### Written exercise
Scan the lines below for the word "structured". Copy each line you find it in.

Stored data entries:
──────────────────────────────
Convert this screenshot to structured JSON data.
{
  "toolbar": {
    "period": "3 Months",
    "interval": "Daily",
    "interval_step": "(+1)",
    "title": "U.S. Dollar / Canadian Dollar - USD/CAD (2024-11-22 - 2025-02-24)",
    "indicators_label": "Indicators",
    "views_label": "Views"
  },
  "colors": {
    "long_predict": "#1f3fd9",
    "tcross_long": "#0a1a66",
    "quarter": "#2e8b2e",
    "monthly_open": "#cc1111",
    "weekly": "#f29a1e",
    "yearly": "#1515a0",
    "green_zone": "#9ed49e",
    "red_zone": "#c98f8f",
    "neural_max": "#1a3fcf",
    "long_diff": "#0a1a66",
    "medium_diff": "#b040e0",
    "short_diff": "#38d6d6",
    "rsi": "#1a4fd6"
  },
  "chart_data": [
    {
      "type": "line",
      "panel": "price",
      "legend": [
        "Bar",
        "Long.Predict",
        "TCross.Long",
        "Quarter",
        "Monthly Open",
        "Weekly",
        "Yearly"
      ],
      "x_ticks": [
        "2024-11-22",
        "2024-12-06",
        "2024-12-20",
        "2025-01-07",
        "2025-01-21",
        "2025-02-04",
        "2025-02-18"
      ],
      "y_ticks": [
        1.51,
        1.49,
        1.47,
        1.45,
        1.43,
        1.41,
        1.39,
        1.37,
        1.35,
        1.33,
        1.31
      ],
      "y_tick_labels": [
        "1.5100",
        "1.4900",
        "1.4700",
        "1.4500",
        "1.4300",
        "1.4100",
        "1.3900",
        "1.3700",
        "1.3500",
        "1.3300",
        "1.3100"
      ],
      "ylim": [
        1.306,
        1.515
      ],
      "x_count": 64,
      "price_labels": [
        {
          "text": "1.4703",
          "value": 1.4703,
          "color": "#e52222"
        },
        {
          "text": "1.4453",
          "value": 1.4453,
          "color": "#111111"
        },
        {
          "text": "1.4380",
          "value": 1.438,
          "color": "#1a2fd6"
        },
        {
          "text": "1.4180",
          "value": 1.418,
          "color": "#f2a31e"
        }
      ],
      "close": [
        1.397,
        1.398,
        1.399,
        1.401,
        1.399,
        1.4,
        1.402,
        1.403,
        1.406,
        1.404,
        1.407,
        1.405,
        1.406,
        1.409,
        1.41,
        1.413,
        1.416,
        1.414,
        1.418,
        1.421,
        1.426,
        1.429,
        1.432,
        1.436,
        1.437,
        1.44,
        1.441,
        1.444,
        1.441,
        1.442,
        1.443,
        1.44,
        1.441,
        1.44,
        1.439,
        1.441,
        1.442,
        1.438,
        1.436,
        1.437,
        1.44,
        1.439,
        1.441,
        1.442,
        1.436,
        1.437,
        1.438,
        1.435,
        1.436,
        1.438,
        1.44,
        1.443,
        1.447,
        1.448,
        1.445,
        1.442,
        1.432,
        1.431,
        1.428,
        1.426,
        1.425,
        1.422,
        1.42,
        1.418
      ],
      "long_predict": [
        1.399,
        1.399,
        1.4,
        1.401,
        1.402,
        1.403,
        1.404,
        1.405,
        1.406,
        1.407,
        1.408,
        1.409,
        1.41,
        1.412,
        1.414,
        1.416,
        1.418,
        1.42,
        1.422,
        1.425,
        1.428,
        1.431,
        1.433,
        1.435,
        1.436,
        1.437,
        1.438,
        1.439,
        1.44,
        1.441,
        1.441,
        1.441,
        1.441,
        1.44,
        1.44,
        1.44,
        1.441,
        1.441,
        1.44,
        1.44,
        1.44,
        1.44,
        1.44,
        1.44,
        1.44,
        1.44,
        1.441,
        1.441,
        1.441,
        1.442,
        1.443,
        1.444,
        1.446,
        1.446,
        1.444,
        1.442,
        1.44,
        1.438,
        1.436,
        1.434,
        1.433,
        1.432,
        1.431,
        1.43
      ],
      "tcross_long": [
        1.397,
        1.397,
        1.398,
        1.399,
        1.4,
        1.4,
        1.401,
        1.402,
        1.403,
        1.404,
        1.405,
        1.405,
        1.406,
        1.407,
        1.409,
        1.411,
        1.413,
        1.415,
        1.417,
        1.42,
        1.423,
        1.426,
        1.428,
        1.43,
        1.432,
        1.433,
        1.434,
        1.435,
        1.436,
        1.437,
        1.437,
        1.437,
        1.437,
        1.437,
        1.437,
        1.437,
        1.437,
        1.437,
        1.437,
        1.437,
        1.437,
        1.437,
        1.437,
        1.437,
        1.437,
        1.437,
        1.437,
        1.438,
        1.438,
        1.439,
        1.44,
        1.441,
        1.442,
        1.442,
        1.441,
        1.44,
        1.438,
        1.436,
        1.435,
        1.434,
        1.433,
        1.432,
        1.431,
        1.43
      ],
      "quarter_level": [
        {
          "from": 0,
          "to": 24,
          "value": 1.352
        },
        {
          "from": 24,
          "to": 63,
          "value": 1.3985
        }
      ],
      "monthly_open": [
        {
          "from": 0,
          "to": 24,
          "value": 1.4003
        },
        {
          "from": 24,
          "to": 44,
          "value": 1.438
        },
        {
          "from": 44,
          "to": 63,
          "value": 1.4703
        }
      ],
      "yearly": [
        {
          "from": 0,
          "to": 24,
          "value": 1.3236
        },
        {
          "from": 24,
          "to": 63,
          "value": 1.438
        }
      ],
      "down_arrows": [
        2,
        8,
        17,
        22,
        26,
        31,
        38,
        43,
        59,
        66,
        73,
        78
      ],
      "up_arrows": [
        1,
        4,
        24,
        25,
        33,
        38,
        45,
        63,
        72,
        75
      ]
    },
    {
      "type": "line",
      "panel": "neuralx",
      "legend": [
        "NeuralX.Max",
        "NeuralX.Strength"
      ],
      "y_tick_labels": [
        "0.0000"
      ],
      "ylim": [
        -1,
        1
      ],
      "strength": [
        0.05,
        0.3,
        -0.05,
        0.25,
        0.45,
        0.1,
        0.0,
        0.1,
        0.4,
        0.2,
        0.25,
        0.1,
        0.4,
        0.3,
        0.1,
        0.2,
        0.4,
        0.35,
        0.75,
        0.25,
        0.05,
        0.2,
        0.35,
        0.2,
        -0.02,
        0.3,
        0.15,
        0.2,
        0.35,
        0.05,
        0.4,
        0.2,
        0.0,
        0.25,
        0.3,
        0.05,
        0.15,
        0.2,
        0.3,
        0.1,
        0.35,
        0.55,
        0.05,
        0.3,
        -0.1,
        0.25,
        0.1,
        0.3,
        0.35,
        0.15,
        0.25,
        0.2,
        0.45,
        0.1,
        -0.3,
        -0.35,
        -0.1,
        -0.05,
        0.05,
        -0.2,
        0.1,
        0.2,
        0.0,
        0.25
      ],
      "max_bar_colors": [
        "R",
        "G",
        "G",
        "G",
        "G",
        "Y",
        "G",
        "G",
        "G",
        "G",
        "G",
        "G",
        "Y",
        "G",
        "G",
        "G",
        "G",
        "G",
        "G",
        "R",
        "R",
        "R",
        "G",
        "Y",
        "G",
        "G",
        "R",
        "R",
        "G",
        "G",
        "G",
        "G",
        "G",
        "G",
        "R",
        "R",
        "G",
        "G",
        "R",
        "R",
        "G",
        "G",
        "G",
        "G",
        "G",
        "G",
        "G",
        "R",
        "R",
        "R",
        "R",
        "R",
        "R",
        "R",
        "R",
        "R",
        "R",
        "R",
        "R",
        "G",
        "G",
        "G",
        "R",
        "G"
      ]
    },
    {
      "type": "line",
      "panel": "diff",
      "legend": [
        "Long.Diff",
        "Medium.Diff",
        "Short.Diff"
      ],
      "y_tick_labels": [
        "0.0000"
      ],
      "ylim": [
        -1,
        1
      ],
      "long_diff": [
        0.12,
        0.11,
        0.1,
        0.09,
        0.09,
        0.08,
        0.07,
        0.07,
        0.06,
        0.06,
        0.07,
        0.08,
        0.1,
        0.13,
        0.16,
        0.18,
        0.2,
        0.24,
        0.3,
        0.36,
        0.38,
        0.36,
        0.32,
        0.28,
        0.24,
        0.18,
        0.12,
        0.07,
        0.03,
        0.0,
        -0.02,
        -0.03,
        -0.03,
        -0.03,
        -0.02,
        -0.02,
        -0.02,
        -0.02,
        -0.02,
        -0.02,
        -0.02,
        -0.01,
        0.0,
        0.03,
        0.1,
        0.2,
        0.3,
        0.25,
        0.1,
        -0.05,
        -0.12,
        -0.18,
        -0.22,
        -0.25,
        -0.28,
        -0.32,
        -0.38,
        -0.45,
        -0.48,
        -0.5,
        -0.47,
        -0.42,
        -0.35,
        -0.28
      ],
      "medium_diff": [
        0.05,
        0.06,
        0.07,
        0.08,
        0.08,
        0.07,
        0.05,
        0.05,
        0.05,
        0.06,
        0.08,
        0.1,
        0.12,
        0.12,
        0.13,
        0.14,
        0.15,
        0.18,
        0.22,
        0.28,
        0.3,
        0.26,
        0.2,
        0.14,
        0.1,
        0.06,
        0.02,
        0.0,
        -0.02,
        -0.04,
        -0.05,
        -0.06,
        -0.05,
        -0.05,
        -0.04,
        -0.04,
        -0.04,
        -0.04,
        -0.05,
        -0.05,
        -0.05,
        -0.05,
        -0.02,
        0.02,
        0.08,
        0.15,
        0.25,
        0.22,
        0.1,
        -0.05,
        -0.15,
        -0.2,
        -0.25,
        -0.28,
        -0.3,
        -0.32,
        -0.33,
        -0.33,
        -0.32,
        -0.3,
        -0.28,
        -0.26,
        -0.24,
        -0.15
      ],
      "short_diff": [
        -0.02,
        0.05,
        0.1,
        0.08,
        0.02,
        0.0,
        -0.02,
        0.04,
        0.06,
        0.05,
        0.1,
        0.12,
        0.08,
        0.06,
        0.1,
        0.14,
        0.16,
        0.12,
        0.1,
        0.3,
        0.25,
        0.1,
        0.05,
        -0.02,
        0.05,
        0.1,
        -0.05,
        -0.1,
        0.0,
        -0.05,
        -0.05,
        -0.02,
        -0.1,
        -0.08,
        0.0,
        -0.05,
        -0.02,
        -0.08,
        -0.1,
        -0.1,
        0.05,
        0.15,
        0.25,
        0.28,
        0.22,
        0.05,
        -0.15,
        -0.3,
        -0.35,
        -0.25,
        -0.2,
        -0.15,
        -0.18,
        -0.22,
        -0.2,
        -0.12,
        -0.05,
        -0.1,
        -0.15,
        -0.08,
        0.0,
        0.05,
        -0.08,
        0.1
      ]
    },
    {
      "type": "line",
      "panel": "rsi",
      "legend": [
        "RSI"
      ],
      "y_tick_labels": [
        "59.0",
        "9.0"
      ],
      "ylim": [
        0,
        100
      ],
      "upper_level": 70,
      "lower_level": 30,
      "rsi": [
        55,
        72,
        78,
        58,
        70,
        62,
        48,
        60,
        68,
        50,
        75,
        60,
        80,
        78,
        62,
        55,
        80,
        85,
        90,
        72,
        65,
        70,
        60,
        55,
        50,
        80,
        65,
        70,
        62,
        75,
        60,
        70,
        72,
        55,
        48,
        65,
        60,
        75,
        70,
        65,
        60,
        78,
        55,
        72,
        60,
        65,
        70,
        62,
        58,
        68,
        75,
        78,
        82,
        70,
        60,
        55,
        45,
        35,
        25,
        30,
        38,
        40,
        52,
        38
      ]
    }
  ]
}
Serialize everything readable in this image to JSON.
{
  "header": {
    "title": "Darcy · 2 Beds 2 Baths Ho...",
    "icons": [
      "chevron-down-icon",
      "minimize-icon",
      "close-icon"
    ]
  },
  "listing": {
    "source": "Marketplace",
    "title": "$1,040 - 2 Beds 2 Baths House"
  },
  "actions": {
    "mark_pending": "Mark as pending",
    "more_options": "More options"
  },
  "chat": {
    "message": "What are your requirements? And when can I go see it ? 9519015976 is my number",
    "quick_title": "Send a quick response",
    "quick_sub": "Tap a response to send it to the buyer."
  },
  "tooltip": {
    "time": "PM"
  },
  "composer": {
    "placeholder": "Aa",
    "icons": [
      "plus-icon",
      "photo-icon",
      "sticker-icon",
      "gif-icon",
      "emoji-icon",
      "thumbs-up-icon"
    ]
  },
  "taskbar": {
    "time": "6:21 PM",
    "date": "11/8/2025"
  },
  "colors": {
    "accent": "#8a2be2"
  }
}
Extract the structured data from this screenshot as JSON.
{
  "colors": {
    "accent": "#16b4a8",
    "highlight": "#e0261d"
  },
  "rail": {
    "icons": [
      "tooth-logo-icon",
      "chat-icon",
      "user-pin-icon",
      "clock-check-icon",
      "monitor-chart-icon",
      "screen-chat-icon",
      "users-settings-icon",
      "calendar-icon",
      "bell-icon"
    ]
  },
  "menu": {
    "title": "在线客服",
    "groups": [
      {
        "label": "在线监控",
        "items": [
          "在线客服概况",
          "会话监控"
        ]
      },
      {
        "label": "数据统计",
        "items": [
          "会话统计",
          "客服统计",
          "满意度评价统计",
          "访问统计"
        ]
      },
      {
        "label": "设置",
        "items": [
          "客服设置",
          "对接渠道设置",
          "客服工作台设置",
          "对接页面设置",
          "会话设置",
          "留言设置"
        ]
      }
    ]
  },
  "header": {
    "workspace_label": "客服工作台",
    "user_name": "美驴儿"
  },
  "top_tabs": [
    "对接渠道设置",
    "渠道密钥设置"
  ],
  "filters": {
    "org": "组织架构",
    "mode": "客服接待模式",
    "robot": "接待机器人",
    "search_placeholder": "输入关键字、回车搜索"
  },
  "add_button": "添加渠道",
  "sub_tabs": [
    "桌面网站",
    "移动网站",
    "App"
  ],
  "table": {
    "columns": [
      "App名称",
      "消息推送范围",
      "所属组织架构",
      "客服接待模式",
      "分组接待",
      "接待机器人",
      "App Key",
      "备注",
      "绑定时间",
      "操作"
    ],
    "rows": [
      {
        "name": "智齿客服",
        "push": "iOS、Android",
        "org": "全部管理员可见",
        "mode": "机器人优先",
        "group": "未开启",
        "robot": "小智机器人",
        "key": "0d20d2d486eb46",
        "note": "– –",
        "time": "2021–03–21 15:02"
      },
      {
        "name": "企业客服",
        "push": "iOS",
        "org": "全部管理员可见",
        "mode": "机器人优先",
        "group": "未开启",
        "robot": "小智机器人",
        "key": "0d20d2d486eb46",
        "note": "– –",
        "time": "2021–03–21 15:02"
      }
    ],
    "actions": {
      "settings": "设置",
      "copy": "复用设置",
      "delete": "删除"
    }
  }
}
──────────────────────────────
### Reply
Convert this screenshot to structured JSON data.
Extract the structured data from this screenshot as JSON.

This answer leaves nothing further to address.